WHAT IS ASKED
Give back the entire listing verbatim.

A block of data

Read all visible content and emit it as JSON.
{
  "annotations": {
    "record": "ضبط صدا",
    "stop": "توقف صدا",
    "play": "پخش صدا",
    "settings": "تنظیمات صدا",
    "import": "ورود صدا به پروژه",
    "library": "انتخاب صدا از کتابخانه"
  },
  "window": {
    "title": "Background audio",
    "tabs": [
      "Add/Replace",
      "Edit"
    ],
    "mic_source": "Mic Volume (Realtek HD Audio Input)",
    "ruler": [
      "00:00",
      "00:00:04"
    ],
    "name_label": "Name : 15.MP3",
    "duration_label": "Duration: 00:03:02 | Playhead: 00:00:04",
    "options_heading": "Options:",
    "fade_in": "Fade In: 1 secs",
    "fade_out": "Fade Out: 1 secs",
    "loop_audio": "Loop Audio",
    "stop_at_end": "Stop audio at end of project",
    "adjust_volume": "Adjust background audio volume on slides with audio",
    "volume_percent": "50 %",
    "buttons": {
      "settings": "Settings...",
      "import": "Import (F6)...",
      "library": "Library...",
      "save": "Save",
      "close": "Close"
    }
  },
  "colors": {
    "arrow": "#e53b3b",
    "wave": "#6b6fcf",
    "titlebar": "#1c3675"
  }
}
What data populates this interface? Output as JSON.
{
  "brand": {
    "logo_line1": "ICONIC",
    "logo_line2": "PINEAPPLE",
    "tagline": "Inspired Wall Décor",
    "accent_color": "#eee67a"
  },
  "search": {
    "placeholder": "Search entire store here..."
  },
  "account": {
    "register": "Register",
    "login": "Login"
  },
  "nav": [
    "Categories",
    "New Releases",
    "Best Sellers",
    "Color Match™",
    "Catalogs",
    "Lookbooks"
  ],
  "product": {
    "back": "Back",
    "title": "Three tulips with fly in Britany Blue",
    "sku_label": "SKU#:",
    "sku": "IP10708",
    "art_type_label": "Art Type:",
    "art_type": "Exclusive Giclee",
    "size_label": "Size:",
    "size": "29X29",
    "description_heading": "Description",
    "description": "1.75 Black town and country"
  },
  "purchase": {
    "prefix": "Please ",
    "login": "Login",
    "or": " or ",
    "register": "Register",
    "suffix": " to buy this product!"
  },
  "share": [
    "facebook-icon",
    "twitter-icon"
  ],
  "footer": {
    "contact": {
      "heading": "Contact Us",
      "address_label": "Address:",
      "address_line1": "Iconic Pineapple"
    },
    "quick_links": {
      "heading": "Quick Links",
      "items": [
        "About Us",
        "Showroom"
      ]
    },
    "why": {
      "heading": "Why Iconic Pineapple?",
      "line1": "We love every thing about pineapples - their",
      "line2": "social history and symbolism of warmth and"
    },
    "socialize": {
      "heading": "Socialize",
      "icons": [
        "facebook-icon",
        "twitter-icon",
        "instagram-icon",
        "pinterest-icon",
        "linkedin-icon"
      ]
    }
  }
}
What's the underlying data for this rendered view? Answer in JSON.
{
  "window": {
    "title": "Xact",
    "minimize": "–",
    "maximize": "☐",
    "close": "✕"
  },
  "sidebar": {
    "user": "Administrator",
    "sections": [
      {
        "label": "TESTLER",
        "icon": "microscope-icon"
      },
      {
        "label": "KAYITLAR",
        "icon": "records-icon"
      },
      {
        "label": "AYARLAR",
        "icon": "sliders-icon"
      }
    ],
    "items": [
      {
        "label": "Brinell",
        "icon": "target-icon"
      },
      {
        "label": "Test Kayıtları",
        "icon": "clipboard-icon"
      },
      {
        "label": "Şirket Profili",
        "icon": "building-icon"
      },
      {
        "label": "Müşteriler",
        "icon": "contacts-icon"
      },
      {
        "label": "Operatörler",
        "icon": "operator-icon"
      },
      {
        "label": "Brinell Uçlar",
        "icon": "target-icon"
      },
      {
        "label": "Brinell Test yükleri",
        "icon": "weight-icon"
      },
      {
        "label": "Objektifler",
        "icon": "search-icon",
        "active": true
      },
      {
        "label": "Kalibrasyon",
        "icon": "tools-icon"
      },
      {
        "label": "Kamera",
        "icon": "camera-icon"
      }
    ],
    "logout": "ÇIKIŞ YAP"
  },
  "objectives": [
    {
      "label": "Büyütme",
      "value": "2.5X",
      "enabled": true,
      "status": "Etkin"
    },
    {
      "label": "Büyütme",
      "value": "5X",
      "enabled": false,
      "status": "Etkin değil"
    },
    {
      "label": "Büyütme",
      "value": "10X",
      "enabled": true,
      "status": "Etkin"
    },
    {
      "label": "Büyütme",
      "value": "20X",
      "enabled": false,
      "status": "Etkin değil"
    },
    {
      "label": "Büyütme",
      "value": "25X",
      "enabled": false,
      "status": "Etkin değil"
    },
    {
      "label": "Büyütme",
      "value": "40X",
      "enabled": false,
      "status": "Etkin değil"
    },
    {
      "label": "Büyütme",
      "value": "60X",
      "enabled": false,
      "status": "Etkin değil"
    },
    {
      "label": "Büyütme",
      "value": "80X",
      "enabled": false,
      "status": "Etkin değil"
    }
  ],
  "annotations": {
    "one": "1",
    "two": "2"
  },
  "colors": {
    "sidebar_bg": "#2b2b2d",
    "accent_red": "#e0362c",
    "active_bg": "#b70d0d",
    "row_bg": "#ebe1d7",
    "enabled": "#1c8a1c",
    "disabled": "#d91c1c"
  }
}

THE COMPLETED TASK
Read all visible content and emit it as JSON.
{
  "annotations": {
    "record": "ضبط صدا",
    "stop": "توقف صدا",
    "play": "پخش صدا",
    "settings": "تنظیمات صدا",
    "import": "ورود صدا به پروژه",
    "library": "انتخاب صدا از کتابخانه"
  },
  "window": {
    "title": "Background audio",
    "tabs": [
      "Add/Replace",
      "Edit"
    ],
    "mic_source": "Mic Volume (Realtek HD Audio Input)",
    "ruler": [
      "00:00",
      "00:00:04"
    ],
    "name_label": "Name : 15.MP3",
    "duration_label": "Duration: 00:03:02 | Playhead: 00:00:04",
    "options_heading": "Options:",
    "fade_in": "Fade In: 1 secs",
    "fade_out": "Fade Out: 1 secs",
    "loop_audio": "Loop Audio",
    "stop_at_end": "Stop audio at end of project",
    "adjust_volume": "Adjust background audio volume on slides with audio",
    "volume_percent": "50 %",
    "buttons": {
      "settings": "Settings...",
      "import": "Import (F6)...",
      "library": "Library...",
      "save": "Save",
      "close": "Close"
    }
  },
  "colors": {
    "arrow": "#e53b3b",
    "wave": "#6b6fcf",
    "titlebar": "#1c3675"
  }
}
What data populates this interface? Output as JSON.
{
  "brand": {
    "logo_line1": "ICONIC",
    "logo_line2": "PINEAPPLE",
    "tagline": "Inspired Wall Décor",
    "accent_color": "#eee67a"
  },
  "search": {
    "placeholder": "Search entire store here..."
  },
  "account": {
    "register": "Register",
    "login": "Login"
  },
  "nav": [
    "Categories",
    "New Releases",
    "Best Sellers",
    "Color Match™",
    "Catalogs",
    "Lookbooks"
  ],
  "product": {
    "back": "Back",
    "title": "Three tulips with fly in Britany Blue",
    "sku_label": "SKU#:",
    "sku": "IP10708",
    "art_type_label": "Art Type:",
    "art_type": "Exclusive Giclee",
    "size_label": "Size:",
    "size": "29X29",
    "description_heading": "Description",
    "description": "1.75 Black town and country"
  },
  "purchase": {
    "prefix": "Please ",
    "login": "Login",
    "or": " or ",
    "register": "Register",
    "suffix": " to buy this product!"
  },
  "share": [
    "facebook-icon",
    "twitter-icon"
  ],
  "footer": {
    "contact": {
      "heading": "Contact Us",
      "address_label": "Address:",
      "address_line1": "Iconic Pineapple"
    },
    "quick_links": {
      "heading": "Quick Links",
      "items": [
        "About Us",
        "Showroom"
      ]
    },
    "why": {
      "heading": "Why Iconic Pineapple?",
      "line1": "We love every thing about pineapples - their",
      "line2": "social history and symbolism of warmth and"
    },
    "socialize": {
      "heading": "Socialize",
      "icons": [
        "facebook-icon",
        "twitter-icon",
        "instagram-icon",
        "pinterest-icon",
        "linkedin-icon"
      ]
    }
  }
}
What's the underlying data for this rendered view? Answer in JSON.
{
  "window": {
    "title": "Xact",
    "minimize": "–",
    "maximize": "☐",
    "close": "✕"
  },
  "sidebar": {
    "user": "Administrator",
    "sections": [
      {
        "label": "TESTLER",
        "icon": "microscope-icon"
      },
      {
        "label": "KAYITLAR",
        "icon": "records-icon"
      },
      {
        "label": "AYARLAR",
        "icon": "sliders-icon"
      }
    ],
    "items": [
      {
        "label": "Brinell",
        "icon": "target-icon"
      },
      {
        "label": "Test Kayıtları",
        "icon": "clipboard-icon"
      },
      {
        "label": "Şirket Profili",
        "icon": "building-icon"
      },
      {
        "label": "Müşteriler",
        "icon": "contacts-icon"
      },
      {
        "label": "Operatörler",
        "icon": "operator-icon"
      },
      {
        "label": "Brinell Uçlar",
        "icon": "target-icon"
      },
      {
        "label": "Brinell Test yükleri",
        "icon": "weight-icon"
      },
      {
        "label": "Objektifler",
        "icon": "search-icon",
        "active": true
      },
      {
        "label": "Kalibrasyon",
        "icon": "tools-icon"
      },
      {
        "label": "Kamera",
        "icon": "camera-icon"
      }
    ],
    "logout": "ÇIKIŞ YAP"
  },
  "objectives": [
    {
      "label": "Büyütme",
      "value": "2.5X",
      "enabled": true,
      "status": "Etkin"
    },
    {
      "label": "Büyütme",
      "value": "5X",
      "enabled": false,
      "status": "Etkin değil"
    },
    {
      "label": "Büyütme",
      "value": "10X",
      "enabled": true,
      "status": "Etkin"
    },
    {
      "label": "Büyütme",
      "value": "20X",
      "enabled": false,
      "status": "Etkin değil"
    },
    {
      "label": "Büyütme",
      "value": "25X",
      "enabled": false,
      "status": "Etkin değil"
    },
    {
      "label": "Büyütme",
      "value": "40X",
      "enabled": false,
      "status": "Etkin değil"
    },
    {
      "label": "Büyütme",
      "value": "60X",
      "enabled": false,
      "status": "Etkin değil"
    },
    {
      "label": "Büyütme",
      "value": "80X",
      "enabled": false,
      "status": "Etkin değil"
    }
  ],
  "annotations": {
    "one": "1",
    "two": "2"
  },
  "colors": {
    "sidebar_bg": "#2b2b2d",
    "accent_red": "#e0362c",
    "active_bg": "#b70d0d",
    "row_bg": "#ebe1d7",
    "enabled": "#1c8a1c",
    "disabled": "#d91c1c"
  }
}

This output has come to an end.